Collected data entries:
<<<<

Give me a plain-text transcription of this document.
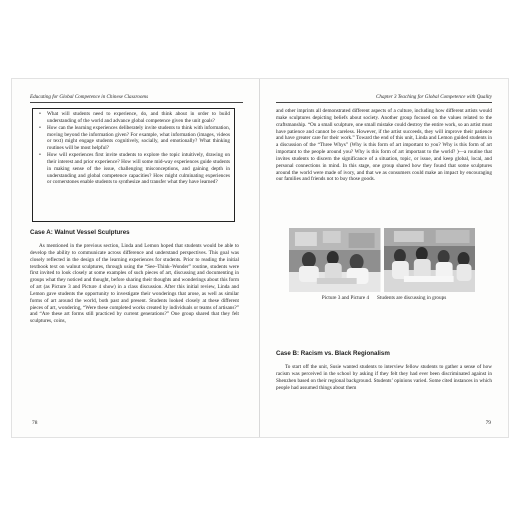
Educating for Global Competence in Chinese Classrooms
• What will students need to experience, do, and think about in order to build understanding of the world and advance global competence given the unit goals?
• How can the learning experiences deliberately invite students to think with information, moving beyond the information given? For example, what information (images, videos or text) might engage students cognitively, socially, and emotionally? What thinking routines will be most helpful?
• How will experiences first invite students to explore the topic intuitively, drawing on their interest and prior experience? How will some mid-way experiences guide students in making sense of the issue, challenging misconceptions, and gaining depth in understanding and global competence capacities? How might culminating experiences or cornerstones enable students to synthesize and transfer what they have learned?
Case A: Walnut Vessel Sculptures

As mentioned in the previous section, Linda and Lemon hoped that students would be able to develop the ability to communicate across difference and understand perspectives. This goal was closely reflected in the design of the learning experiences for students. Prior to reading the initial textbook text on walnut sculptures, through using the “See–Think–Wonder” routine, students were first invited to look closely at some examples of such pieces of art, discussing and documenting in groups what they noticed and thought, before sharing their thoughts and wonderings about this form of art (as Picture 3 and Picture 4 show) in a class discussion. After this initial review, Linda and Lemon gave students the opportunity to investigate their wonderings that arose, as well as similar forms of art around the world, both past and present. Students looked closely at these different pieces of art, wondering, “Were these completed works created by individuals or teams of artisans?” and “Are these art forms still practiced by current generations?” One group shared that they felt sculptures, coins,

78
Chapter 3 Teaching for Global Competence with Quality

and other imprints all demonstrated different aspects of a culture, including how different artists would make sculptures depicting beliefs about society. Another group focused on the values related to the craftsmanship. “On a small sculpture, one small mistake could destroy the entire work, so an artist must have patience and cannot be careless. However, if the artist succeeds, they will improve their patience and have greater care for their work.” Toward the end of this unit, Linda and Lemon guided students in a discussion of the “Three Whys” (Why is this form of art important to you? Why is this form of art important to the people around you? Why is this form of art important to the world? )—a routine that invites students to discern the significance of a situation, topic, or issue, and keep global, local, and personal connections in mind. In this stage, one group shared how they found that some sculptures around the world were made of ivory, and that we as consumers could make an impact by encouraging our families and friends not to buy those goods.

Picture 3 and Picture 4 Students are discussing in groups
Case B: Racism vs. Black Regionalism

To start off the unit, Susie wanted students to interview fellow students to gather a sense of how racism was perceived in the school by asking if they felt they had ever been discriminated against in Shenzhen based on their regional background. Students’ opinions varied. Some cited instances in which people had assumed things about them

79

>>>>

- [What this task involves] Return every line of the records exactly as given, pictures excluded.

- [Result of this task]
Give me a plain-text transcription of this document.
Educating for Global Competence in Chinese Classrooms
• What will students need to experience, do, and think about in order to build understanding of the world and advance global competence given the unit goals?
• How can the learning experiences deliberately invite students to think with information, moving beyond the information given? For example, what information (images, videos or text) might engage students cognitively, socially, and emotionally? What thinking routines will be most helpful?
• How will experiences first invite students to explore the topic intuitively, drawing on their interest and prior experience? How will some mid-way experiences guide students in making sense of the issue, challenging misconceptions, and gaining depth in understanding and global competence capacities? How might culminating experiences or cornerstones enable students to synthesize and transfer what they have learned?
Case A: Walnut Vessel Sculptures

As mentioned in the previous section, Linda and Lemon hoped that students would be able to develop the ability to communicate across difference and understand perspectives. This goal was closely reflected in the design of the learning experiences for students. Prior to reading the initial textbook text on walnut sculptures, through using the “See–Think–Wonder” routine, students were first invited to look closely at some examples of such pieces of art, discussing and documenting in groups what they noticed and thought, before sharing their thoughts and wonderings about this form of art (as Picture 3 and Picture 4 show) in a class discussion. After this initial review, Linda and Lemon gave students the opportunity to investigate their wonderings that arose, as well as similar forms of art around the world, both past and present. Students looked closely at these different pieces of art, wondering, “Were these completed works created by individuals or teams of artisans?” and “Are these art forms still practiced by current generations?” One group shared that they felt sculptures, coins,

78
Chapter 3 Teaching for Global Competence with Quality

and other imprints all demonstrated different aspects of a culture, including how different artists would make sculptures depicting beliefs about society. Another group focused on the values related to the craftsmanship. “On a small sculpture, one small mistake could destroy the entire work, so an artist must have patience and cannot be careless. However, if the artist succeeds, they will improve their patience and have greater care for their work.” Toward the end of this unit, Linda and Lemon guided students in a discussion of the “Three Whys” (Why is this form of art important to you? Why is this form of art important to the people around you? Why is this form of art important to the world? )—a routine that invites students to discern the significance of a situation, topic, or issue, and keep global, local, and personal connections in mind. In this stage, one group shared how they found that some sculptures around the world were made of ivory, and that we as consumers could make an impact by encouraging our families and friends not to buy those goods.

Picture 3 and Picture 4 Students are discussing in groups
Case B: Racism vs. Black Regionalism

To start off the unit, Susie wanted students to interview fellow students to gather a sense of how racism was perceived in the school by asking if they felt they had ever been discriminated against in Shenzhen based on their regional background. Students’ opinions varied. Some cited instances in which people had assumed things about them

79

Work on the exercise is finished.